▶ [WHAT YOU SHOULD DO]: Search the records below for the word "based". Pull out each line that has it.

Data entries:

━━━━━━━━━━━━━━━━

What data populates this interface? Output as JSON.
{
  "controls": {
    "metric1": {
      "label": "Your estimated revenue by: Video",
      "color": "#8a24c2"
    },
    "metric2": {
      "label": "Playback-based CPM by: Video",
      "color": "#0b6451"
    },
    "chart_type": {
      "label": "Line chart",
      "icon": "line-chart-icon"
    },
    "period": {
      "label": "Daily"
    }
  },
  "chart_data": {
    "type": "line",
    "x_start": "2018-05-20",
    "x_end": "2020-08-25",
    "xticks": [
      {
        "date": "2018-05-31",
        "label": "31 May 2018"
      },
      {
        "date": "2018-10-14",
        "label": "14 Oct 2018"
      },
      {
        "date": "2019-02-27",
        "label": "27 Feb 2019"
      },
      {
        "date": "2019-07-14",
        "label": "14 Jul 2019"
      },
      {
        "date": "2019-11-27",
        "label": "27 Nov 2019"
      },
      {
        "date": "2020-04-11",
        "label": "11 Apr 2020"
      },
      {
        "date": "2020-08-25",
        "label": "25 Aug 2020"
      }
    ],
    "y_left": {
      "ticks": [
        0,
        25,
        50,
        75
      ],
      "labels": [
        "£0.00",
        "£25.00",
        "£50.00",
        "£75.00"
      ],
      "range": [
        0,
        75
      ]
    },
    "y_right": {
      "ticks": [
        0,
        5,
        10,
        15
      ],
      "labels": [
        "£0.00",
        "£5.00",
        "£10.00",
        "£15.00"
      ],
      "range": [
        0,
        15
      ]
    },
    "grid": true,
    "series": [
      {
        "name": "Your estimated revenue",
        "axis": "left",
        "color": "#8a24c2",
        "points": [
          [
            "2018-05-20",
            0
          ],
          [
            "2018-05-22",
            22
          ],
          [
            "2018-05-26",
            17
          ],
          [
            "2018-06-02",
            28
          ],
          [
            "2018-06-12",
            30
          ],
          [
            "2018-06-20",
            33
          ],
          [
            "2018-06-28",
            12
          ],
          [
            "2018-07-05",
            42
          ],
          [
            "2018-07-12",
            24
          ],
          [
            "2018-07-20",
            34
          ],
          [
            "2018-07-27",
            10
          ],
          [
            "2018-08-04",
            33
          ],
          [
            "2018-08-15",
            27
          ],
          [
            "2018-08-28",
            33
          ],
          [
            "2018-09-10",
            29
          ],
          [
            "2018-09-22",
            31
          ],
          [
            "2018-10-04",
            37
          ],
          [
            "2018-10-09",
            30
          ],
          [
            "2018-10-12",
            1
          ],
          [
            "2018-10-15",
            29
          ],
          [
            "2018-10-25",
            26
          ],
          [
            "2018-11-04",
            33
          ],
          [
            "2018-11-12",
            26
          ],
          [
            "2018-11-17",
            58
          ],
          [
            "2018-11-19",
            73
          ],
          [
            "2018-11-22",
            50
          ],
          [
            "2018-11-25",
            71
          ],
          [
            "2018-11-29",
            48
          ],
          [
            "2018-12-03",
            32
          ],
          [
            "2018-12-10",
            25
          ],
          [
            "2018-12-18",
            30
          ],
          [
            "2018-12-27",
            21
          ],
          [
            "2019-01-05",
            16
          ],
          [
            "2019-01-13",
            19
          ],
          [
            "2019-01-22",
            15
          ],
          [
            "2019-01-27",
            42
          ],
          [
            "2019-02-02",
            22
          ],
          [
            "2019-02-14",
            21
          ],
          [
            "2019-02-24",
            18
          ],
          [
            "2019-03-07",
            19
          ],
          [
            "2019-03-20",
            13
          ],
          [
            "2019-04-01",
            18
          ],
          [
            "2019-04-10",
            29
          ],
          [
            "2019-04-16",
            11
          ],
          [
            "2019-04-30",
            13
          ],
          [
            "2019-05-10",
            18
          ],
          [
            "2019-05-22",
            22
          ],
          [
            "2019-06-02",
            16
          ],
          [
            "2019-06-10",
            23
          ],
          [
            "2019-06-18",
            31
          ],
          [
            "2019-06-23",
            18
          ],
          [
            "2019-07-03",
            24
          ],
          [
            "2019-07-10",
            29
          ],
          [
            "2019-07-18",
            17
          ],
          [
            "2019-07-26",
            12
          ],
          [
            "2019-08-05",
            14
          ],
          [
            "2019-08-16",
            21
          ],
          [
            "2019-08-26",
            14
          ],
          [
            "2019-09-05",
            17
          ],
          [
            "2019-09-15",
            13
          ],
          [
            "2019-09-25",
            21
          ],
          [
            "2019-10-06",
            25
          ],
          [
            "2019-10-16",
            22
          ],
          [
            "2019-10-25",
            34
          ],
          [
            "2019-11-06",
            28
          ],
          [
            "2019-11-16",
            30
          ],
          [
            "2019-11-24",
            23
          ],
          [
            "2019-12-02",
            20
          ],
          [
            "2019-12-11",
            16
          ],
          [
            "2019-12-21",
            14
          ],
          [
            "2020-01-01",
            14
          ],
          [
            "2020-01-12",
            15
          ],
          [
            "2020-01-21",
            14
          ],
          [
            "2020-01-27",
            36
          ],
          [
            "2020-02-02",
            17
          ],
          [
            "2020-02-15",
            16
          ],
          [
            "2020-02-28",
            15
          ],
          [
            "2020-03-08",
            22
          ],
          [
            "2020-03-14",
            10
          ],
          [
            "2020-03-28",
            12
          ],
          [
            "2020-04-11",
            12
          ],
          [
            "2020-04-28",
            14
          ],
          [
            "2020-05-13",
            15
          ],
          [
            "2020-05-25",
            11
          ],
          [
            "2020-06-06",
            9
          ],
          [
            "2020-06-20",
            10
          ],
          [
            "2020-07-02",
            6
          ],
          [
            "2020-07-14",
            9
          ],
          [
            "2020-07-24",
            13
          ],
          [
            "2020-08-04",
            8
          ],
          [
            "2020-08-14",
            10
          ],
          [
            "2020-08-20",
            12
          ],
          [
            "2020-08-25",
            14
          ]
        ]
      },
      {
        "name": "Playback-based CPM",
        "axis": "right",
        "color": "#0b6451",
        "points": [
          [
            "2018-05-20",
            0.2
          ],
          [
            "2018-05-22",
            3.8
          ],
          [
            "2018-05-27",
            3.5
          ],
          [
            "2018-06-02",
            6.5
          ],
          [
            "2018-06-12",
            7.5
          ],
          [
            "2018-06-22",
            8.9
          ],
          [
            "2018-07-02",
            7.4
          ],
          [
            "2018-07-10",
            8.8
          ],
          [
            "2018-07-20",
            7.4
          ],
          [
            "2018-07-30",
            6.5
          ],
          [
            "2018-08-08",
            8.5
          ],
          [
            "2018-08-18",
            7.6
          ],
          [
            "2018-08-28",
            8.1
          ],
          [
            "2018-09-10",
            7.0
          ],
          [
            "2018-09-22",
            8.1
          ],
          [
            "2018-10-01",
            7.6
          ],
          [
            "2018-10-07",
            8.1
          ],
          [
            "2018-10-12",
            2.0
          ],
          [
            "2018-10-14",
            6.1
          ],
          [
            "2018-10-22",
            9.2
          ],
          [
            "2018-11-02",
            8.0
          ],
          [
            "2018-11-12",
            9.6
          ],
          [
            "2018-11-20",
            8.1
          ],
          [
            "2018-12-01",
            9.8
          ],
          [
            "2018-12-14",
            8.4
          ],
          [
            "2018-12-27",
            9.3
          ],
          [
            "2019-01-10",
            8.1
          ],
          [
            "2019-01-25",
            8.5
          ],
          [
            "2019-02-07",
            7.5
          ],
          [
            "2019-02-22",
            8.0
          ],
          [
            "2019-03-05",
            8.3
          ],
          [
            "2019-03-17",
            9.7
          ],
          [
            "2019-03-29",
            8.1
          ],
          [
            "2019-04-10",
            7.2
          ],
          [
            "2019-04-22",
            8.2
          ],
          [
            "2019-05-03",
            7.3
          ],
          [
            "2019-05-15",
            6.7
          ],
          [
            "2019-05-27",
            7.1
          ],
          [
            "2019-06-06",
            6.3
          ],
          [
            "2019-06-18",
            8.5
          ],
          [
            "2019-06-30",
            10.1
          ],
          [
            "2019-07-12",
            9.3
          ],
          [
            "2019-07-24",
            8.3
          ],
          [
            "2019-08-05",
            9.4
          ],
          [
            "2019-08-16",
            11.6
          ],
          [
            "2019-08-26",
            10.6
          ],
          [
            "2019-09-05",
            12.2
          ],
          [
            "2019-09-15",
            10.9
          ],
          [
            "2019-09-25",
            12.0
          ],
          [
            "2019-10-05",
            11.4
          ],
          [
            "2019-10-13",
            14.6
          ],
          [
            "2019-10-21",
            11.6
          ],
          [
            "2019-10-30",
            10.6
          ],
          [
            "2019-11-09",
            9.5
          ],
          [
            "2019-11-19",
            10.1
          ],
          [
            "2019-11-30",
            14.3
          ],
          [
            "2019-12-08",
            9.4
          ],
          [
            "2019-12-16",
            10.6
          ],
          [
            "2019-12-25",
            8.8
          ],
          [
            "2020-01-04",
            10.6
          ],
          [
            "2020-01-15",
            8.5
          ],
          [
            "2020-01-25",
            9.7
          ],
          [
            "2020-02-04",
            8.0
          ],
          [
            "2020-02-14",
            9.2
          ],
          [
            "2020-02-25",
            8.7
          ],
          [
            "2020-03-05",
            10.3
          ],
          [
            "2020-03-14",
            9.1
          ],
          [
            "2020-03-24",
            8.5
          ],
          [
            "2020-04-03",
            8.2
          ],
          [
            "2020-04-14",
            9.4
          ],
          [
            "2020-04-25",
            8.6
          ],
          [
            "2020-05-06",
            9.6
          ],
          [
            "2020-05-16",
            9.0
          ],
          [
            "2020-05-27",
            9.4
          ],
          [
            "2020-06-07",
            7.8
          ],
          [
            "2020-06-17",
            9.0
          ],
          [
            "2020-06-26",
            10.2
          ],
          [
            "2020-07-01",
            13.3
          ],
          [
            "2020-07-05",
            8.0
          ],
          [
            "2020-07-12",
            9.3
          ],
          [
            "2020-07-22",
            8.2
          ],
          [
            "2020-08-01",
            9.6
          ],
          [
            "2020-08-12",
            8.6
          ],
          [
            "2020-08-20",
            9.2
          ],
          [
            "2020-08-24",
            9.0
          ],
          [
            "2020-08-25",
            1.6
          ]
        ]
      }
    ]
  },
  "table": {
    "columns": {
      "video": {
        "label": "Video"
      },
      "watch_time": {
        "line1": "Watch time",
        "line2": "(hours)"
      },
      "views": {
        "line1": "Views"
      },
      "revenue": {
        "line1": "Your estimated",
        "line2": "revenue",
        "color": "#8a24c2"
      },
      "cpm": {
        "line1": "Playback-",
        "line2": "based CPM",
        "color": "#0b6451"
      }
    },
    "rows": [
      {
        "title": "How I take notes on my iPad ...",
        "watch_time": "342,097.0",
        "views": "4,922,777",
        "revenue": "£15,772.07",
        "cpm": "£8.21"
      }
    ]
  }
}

━━━━━━━━━━━━━━━━

▶ [RESPONSE TO THIS TASK]:
      "label": "Playback-based CPM by: Video",
        "name": "Playback-based CPM",
        "line2": "based CPM",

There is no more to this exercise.